> [Direction] Transcribe the records below exactly as they appear, omitting any pictures.

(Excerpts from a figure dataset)
◇ ◇ ◇ ◇
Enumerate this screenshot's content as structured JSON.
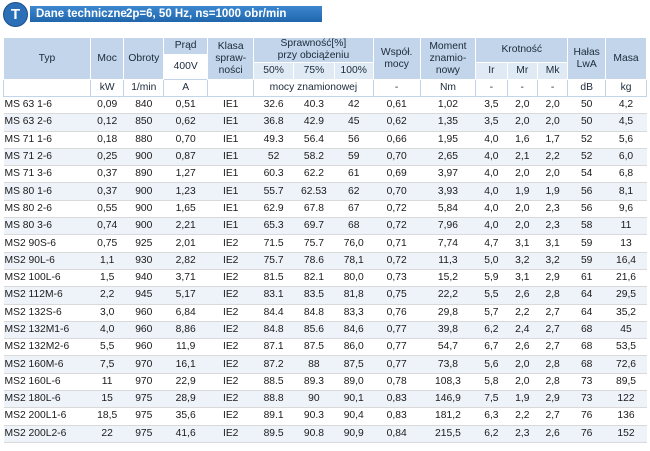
{
  "header": {
    "badge": "T",
    "title": "Dane techniczne",
    "subtitle": "2p=6, 50 Hz, ns=1000 obr/min"
  },
  "table": {
    "headers": {
      "typ": "Typ",
      "moc": "Moc",
      "obroty": "Obroty",
      "prad": "Prąd",
      "prad_sub": "400V",
      "klasa_l1": "Klasa",
      "klasa_l2": "spraw-",
      "klasa_l3": "ności",
      "sprawnosc_l1": "Sprawność[%]",
      "sprawnosc_l2": "przy obciążeniu",
      "spr_50": "50%",
      "spr_75": "75%",
      "spr_100": "100%",
      "wspol_l1": "Współ.",
      "wspol_l2": "mocy",
      "moment_l1": "Moment",
      "moment_l2": "znamio-",
      "moment_l3": "nowy",
      "krotnosc": "Krotność",
      "ir": "Ir",
      "mr": "Mr",
      "mk": "Mk",
      "halas_l1": "Hałas",
      "halas_l2": "LwA",
      "masa": "Masa"
    },
    "units": {
      "moc": "kW",
      "obroty": "1/min",
      "prad": "A",
      "klasa": "",
      "sprawnosc": "mocy znamionowej",
      "wspol": "-",
      "moment": "Nm",
      "ir": "-",
      "mr": "-",
      "mk": "-",
      "halas": "dB",
      "masa": "kg"
    },
    "rows": [
      [
        "MS 63 1-6",
        "0,09",
        "840",
        "0,51",
        "IE1",
        "32.6",
        "40.3",
        "42",
        "0,61",
        "1,02",
        "3,5",
        "2,0",
        "2,0",
        "50",
        "4,2"
      ],
      [
        "MS 63 2-6",
        "0,12",
        "850",
        "0,62",
        "IE1",
        "36.8",
        "42.9",
        "45",
        "0,62",
        "1,35",
        "3,5",
        "2,0",
        "2,0",
        "50",
        "4,5"
      ],
      [
        "MS 71 1-6",
        "0,18",
        "880",
        "0,70",
        "IE1",
        "49.3",
        "56.4",
        "56",
        "0,66",
        "1,95",
        "4,0",
        "1,6",
        "1,7",
        "52",
        "5,6"
      ],
      [
        "MS 71 2-6",
        "0,25",
        "900",
        "0,87",
        "IE1",
        "52",
        "58.2",
        "59",
        "0,70",
        "2,65",
        "4,0",
        "2,1",
        "2,2",
        "52",
        "6,0"
      ],
      [
        "MS 71 3-6",
        "0,37",
        "890",
        "1,27",
        "IE1",
        "60.3",
        "62.2",
        "61",
        "0,69",
        "3,97",
        "4,0",
        "2,0",
        "2,0",
        "54",
        "6,8"
      ],
      [
        "MS 80 1-6",
        "0,37",
        "900",
        "1,23",
        "IE1",
        "55.7",
        "62.53",
        "62",
        "0,70",
        "3,93",
        "4,0",
        "1,9",
        "1,9",
        "56",
        "8,1"
      ],
      [
        "MS 80 2-6",
        "0,55",
        "900",
        "1,65",
        "IE1",
        "62.9",
        "67.8",
        "67",
        "0,72",
        "5,84",
        "4,0",
        "2,0",
        "2,3",
        "56",
        "9,6"
      ],
      [
        "MS 80 3-6",
        "0,74",
        "900",
        "2,21",
        "IE1",
        "65.3",
        "69.7",
        "68",
        "0,72",
        "7,96",
        "4,0",
        "2,0",
        "2,3",
        "58",
        "11"
      ],
      [
        "MS2 90S-6",
        "0,75",
        "925",
        "2,01",
        "IE2",
        "71.5",
        "75.7",
        "76,0",
        "0,71",
        "7,74",
        "4,7",
        "3,1",
        "3,1",
        "59",
        "13"
      ],
      [
        "MS2 90L-6",
        "1,1",
        "930",
        "2,82",
        "IE2",
        "75.7",
        "78.6",
        "78,1",
        "0,72",
        "11,3",
        "5,0",
        "3,2",
        "3,2",
        "59",
        "16,4"
      ],
      [
        "MS2 100L-6",
        "1,5",
        "940",
        "3,71",
        "IE2",
        "81.5",
        "82.1",
        "80,0",
        "0,73",
        "15,2",
        "5,9",
        "3,1",
        "2,9",
        "61",
        "21,6"
      ],
      [
        "MS2 112M-6",
        "2,2",
        "945",
        "5,17",
        "IE2",
        "83.1",
        "83.5",
        "81,8",
        "0,75",
        "22,2",
        "5,5",
        "2,6",
        "2,8",
        "64",
        "29,5"
      ],
      [
        "MS2 132S-6",
        "3,0",
        "960",
        "6,84",
        "IE2",
        "84.4",
        "84.8",
        "83,3",
        "0,76",
        "29,8",
        "5,7",
        "2,2",
        "2,7",
        "64",
        "35,2"
      ],
      [
        "MS2 132M1-6",
        "4,0",
        "960",
        "8,86",
        "IE2",
        "84.8",
        "85.6",
        "84,6",
        "0,77",
        "39,8",
        "6,2",
        "2,4",
        "2,7",
        "68",
        "45"
      ],
      [
        "MS2 132M2-6",
        "5,5",
        "960",
        "11,9",
        "IE2",
        "87.1",
        "87.5",
        "86,0",
        "0,77",
        "54,7",
        "6,7",
        "2,6",
        "2,7",
        "68",
        "53,5"
      ],
      [
        "MS2 160M-6",
        "7,5",
        "970",
        "16,1",
        "IE2",
        "87.2",
        "88",
        "87,5",
        "0,77",
        "73,8",
        "5,6",
        "2,0",
        "2,8",
        "68",
        "72,6"
      ],
      [
        "MS2 160L-6",
        "11",
        "970",
        "22,9",
        "IE2",
        "88.5",
        "89.3",
        "89,0",
        "0,78",
        "108,3",
        "5,8",
        "2,0",
        "2,8",
        "73",
        "89,5"
      ],
      [
        "MS2 180L-6",
        "15",
        "975",
        "28,9",
        "IE2",
        "88.8",
        "90",
        "90,1",
        "0,83",
        "146,9",
        "7,5",
        "1,9",
        "2,9",
        "73",
        "122"
      ],
      [
        "MS2 200L1-6",
        "18,5",
        "975",
        "35,6",
        "IE2",
        "89.1",
        "90.3",
        "90,4",
        "0,83",
        "181,2",
        "6,3",
        "2,2",
        "2,7",
        "76",
        "136"
      ],
      [
        "MS2 200L2-6",
        "22",
        "975",
        "41,6",
        "IE2",
        "89.5",
        "90.8",
        "90,9",
        "0,84",
        "215,5",
        "6,2",
        "2,3",
        "2,6",
        "76",
        "152"
      ]
    ]
  }
}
◇ ◇ ◇ ◇
> [Task solution]
Enumerate this screenshot's content as structured JSON.
{
  "header": {
    "badge": "T",
    "title": "Dane techniczne",
    "subtitle": "2p=6, 50 Hz, ns=1000 obr/min"
  },
  "table": {
    "headers": {
      "typ": "Typ",
      "moc": "Moc",
      "obroty": "Obroty",
      "prad": "Prąd",
      "prad_sub": "400V",
      "klasa_l1": "Klasa",
      "klasa_l2": "spraw-",
      "klasa_l3": "ności",
      "sprawnosc_l1": "Sprawność[%]",
      "sprawnosc_l2": "przy obciążeniu",
      "spr_50": "50%",
      "spr_75": "75%",
      "spr_100": "100%",
      "wspol_l1": "Współ.",
      "wspol_l2": "mocy",
      "moment_l1": "Moment",
      "moment_l2": "znamio-",
      "moment_l3": "nowy",
      "krotnosc": "Krotność",
      "ir": "Ir",
      "mr": "Mr",
      "mk": "Mk",
      "halas_l1": "Hałas",
      "halas_l2": "LwA",
      "masa": "Masa"
    },
    "units": {
      "moc": "kW",
      "obroty": "1/min",
      "prad": "A",
      "klasa": "",
      "sprawnosc": "mocy znamionowej",
      "wspol": "-",
      "moment": "Nm",
      "ir": "-",
      "mr": "-",
      "mk": "-",
      "halas": "dB",
      "masa": "kg"
    },
    "rows": [
      [
        "MS 63 1-6",
        "0,09",
        "840",
        "0,51",
        "IE1",
        "32.6",
        "40.3",
        "42",
        "0,61",
        "1,02",
        "3,5",
        "2,0",
        "2,0",
        "50",
        "4,2"
      ],
      [
        "MS 63 2-6",
        "0,12",
        "850",
        "0,62",
        "IE1",
        "36.8",
        "42.9",
        "45",
        "0,62",
        "1,35",
        "3,5",
        "2,0",
        "2,0",
        "50",
        "4,5"
      ],
      [
        "MS 71 1-6",
        "0,18",
        "880",
        "0,70",
        "IE1",
        "49.3",
        "56.4",
        "56",
        "0,66",
        "1,95",
        "4,0",
        "1,6",
        "1,7",
        "52",
        "5,6"
      ],
      [
        "MS 71 2-6",
        "0,25",
        "900",
        "0,87",
        "IE1",
        "52",
        "58.2",
        "59",
        "0,70",
        "2,65",
        "4,0",
        "2,1",
        "2,2",
        "52",
        "6,0"
      ],
      [
        "MS 71 3-6",
        "0,37",
        "890",
        "1,27",
        "IE1",
        "60.3",
        "62.2",
        "61",
        "0,69",
        "3,97",
        "4,0",
        "2,0",
        "2,0",
        "54",
        "6,8"
      ],
      [
        "MS 80 1-6",
        "0,37",
        "900",
        "1,23",
        "IE1",
        "55.7",
        "62.53",
        "62",
        "0,70",
        "3,93",
        "4,0",
        "1,9",
        "1,9",
        "56",
        "8,1"
      ],
      [
        "MS 80 2-6",
        "0,55",
        "900",
        "1,65",
        "IE1",
        "62.9",
        "67.8",
        "67",
        "0,72",
        "5,84",
        "4,0",
        "2,0",
        "2,3",
        "56",
        "9,6"
      ],
      [
        "MS 80 3-6",
        "0,74",
        "900",
        "2,21",
        "IE1",
        "65.3",
        "69.7",
        "68",
        "0,72",
        "7,96",
        "4,0",
        "2,0",
        "2,3",
        "58",
        "11"
      ],
      [
        "MS2 90S-6",
        "0,75",
        "925",
        "2,01",
        "IE2",
        "71.5",
        "75.7",
        "76,0",
        "0,71",
        "7,74",
        "4,7",
        "3,1",
        "3,1",
        "59",
        "13"
      ],
      [
        "MS2 90L-6",
        "1,1",
        "930",
        "2,82",
        "IE2",
        "75.7",
        "78.6",
        "78,1",
        "0,72",
        "11,3",
        "5,0",
        "3,2",
        "3,2",
        "59",
        "16,4"
      ],
      [
        "MS2 100L-6",
        "1,5",
        "940",
        "3,71",
        "IE2",
        "81.5",
        "82.1",
        "80,0",
        "0,73",
        "15,2",
        "5,9",
        "3,1",
        "2,9",
        "61",
        "21,6"
      ],
      [
        "MS2 112M-6",
        "2,2",
        "945",
        "5,17",
        "IE2",
        "83.1",
        "83.5",
        "81,8",
        "0,75",
        "22,2",
        "5,5",
        "2,6",
        "2,8",
        "64",
        "29,5"
      ],
      [
        "MS2 132S-6",
        "3,0",
        "960",
        "6,84",
        "IE2",
        "84.4",
        "84.8",
        "83,3",
        "0,76",
        "29,8",
        "5,7",
        "2,2",
        "2,7",
        "64",
        "35,2"
      ],
      [
        "MS2 132M1-6",
        "4,0",
        "960",
        "8,86",
        "IE2",
        "84.8",
        "85.6",
        "84,6",
        "0,77",
        "39,8",
        "6,2",
        "2,4",
        "2,7",
        "68",
        "45"
      ],
      [
        "MS2 132M2-6",
        "5,5",
        "960",
        "11,9",
        "IE2",
        "87.1",
        "87.5",
        "86,0",
        "0,77",
        "54,7",
        "6,7",
        "2,6",
        "2,7",
        "68",
        "53,5"
      ],
      [
        "MS2 160M-6",
        "7,5",
        "970",
        "16,1",
        "IE2",
        "87.2",
        "88",
        "87,5",
        "0,77",
        "73,8",
        "5,6",
        "2,0",
        "2,8",
        "68",
        "72,6"
      ],
      [
        "MS2 160L-6",
        "11",
        "970",
        "22,9",
        "IE2",
        "88.5",
        "89.3",
        "89,0",
        "0,78",
        "108,3",
        "5,8",
        "2,0",
        "2,8",
        "73",
        "89,5"
      ],
      [
        "MS2 180L-6",
        "15",
        "975",
        "28,9",
        "IE2",
        "88.8",
        "90",
        "90,1",
        "0,83",
        "146,9",
        "7,5",
        "1,9",
        "2,9",
        "73",
        "122"
      ],
      [
        "MS2 200L1-6",
        "18,5",
        "975",
        "35,6",
        "IE2",
        "89.1",
        "90.3",
        "90,4",
        "0,83",
        "181,2",
        "6,3",
        "2,2",
        "2,7",
        "76",
        "136"
      ],
      [
        "MS2 200L2-6",
        "22",
        "975",
        "41,6",
        "IE2",
        "89.5",
        "90.8",
        "90,9",
        "0,84",
        "215,5",
        "6,2",
        "2,3",
        "2,6",
        "76",
        "152"
      ]
    ]
  }
}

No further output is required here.